### TASK INSTRUCTIONS
Would you quote the material below in full and unchanged?

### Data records

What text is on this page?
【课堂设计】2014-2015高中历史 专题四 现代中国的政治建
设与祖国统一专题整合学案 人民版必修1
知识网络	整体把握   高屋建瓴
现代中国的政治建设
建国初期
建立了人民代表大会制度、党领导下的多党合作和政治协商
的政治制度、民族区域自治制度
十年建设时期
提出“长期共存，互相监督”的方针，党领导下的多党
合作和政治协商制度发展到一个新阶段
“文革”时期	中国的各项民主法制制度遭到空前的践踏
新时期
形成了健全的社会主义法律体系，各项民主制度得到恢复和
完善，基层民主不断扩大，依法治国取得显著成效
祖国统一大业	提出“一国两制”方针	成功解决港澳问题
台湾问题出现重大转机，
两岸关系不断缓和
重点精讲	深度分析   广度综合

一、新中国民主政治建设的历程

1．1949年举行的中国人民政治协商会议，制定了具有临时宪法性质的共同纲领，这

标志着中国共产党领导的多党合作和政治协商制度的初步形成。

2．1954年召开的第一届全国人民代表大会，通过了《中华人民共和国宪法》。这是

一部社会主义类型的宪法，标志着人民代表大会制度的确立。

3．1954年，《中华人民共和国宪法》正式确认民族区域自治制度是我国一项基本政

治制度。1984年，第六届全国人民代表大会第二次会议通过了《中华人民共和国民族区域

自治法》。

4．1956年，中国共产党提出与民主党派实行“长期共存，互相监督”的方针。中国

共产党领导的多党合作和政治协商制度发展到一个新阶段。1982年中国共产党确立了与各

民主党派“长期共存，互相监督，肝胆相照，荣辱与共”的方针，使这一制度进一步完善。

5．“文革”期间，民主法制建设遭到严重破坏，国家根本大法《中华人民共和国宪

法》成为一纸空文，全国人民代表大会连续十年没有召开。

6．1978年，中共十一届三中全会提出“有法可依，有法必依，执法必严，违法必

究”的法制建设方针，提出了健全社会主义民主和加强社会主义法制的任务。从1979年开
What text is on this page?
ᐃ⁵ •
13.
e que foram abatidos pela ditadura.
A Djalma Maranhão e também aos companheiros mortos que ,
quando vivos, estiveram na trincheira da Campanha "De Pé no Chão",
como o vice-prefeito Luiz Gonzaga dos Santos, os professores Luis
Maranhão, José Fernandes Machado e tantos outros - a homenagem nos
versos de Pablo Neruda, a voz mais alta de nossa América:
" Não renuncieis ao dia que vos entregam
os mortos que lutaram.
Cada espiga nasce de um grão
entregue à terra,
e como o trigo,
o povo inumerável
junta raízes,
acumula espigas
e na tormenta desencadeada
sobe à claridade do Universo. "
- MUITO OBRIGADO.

### ANSWER TO THE TASK
What text is on this page?
【课堂设计】2014-2015高中历史 专题四 现代中国的政治建
设与祖国统一专题整合学案 人民版必修1
知识网络	整体把握   高屋建瓴
现代中国的政治建设
建国初期
建立了人民代表大会制度、党领导下的多党合作和政治协商
的政治制度、民族区域自治制度
十年建设时期
提出“长期共存，互相监督”的方针，党领导下的多党
合作和政治协商制度发展到一个新阶段
“文革”时期	中国的各项民主法制制度遭到空前的践踏
新时期
形成了健全的社会主义法律体系，各项民主制度得到恢复和
完善，基层民主不断扩大，依法治国取得显著成效
祖国统一大业	提出“一国两制”方针	成功解决港澳问题
台湾问题出现重大转机，
两岸关系不断缓和
重点精讲	深度分析   广度综合

一、新中国民主政治建设的历程

1．1949年举行的中国人民政治协商会议，制定了具有临时宪法性质的共同纲领，这

标志着中国共产党领导的多党合作和政治协商制度的初步形成。

2．1954年召开的第一届全国人民代表大会，通过了《中华人民共和国宪法》。这是

一部社会主义类型的宪法，标志着人民代表大会制度的确立。

3．1954年，《中华人民共和国宪法》正式确认民族区域自治制度是我国一项基本政

治制度。1984年，第六届全国人民代表大会第二次会议通过了《中华人民共和国民族区域

自治法》。

4．1956年，中国共产党提出与民主党派实行“长期共存，互相监督”的方针。中国

共产党领导的多党合作和政治协商制度发展到一个新阶段。1982年中国共产党确立了与各

民主党派“长期共存，互相监督，肝胆相照，荣辱与共”的方针，使这一制度进一步完善。

5．“文革”期间，民主法制建设遭到严重破坏，国家根本大法《中华人民共和国宪

法》成为一纸空文，全国人民代表大会连续十年没有召开。

6．1978年，中共十一届三中全会提出“有法可依，有法必依，执法必严，违法必

究”的法制建设方针，提出了健全社会主义民主和加强社会主义法制的任务。从1979年开
What text is on this page?
ᐃ⁵ •
13.
e que foram abatidos pela ditadura.
A Djalma Maranhão e também aos companheiros mortos que ,
quando vivos, estiveram na trincheira da Campanha "De Pé no Chão",
como o vice-prefeito Luiz Gonzaga dos Santos, os professores Luis
Maranhão, José Fernandes Machado e tantos outros - a homenagem nos
versos de Pablo Neruda, a voz mais alta de nossa América:
" Não renuncieis ao dia que vos entregam
os mortos que lutaram.
Cada espiga nasce de um grão
entregue à terra,
e como o trigo,
o povo inumerável
junta raízes,
acumula espigas
e na tormenta desencadeada
sobe à claridade do Universo. "
- MUITO OBRIGADO.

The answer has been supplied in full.